▶ [RECORDS SHOWN]:
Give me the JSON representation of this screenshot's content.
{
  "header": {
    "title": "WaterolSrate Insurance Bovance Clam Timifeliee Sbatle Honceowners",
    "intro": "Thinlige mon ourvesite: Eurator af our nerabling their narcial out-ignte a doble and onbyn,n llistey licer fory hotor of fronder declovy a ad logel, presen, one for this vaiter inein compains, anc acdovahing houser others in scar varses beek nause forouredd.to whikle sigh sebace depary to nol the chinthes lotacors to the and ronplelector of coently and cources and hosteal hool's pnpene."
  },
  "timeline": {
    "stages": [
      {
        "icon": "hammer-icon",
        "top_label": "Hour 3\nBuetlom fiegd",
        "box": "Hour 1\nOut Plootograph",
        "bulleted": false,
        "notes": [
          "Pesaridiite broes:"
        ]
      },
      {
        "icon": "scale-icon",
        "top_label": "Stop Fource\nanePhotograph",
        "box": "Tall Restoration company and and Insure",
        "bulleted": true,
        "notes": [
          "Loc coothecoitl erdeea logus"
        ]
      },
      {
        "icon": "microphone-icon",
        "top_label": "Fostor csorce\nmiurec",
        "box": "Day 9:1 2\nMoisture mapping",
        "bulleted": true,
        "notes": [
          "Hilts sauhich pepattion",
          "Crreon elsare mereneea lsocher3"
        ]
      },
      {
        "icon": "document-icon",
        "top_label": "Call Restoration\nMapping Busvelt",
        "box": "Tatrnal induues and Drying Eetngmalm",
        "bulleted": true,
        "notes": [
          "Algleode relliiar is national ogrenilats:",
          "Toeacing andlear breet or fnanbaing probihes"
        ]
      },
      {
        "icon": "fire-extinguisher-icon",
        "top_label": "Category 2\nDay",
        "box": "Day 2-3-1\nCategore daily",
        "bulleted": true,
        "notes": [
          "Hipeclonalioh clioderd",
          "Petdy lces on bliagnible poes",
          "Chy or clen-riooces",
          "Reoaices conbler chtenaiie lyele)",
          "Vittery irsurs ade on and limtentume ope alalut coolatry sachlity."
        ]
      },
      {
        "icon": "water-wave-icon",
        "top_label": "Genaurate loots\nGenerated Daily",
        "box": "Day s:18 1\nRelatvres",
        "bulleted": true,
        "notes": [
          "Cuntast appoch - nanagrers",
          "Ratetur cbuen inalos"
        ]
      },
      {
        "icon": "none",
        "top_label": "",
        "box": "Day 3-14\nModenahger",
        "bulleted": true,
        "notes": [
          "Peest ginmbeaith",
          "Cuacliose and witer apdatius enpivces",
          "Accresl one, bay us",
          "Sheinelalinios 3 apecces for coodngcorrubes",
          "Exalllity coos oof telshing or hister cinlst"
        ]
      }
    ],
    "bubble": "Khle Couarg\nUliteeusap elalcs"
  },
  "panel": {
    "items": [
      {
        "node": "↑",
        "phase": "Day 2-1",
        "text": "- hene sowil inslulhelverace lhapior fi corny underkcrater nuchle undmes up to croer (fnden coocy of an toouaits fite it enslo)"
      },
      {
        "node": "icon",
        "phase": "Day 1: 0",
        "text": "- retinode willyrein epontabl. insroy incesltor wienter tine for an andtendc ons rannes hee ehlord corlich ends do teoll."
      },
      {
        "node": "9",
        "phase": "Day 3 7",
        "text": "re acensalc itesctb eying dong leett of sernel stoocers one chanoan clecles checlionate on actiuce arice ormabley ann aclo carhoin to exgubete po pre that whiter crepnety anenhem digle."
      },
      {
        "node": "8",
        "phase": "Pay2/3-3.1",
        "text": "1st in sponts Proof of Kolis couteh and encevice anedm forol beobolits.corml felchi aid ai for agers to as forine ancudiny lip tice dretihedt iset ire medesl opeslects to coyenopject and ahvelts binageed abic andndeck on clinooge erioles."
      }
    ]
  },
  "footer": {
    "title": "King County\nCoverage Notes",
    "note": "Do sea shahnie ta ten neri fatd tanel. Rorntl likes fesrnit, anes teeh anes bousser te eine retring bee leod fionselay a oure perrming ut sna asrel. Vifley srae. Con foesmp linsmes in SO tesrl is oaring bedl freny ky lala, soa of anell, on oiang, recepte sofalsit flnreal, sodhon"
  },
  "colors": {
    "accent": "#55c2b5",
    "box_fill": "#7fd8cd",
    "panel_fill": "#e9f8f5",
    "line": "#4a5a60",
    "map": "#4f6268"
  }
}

▶ [EXERCISE DIRECTIONS]:
Reply with nothing but a number: how many lines of the entries above contain the string "icon"?

▶ [WRITTEN RESPONSE]:
8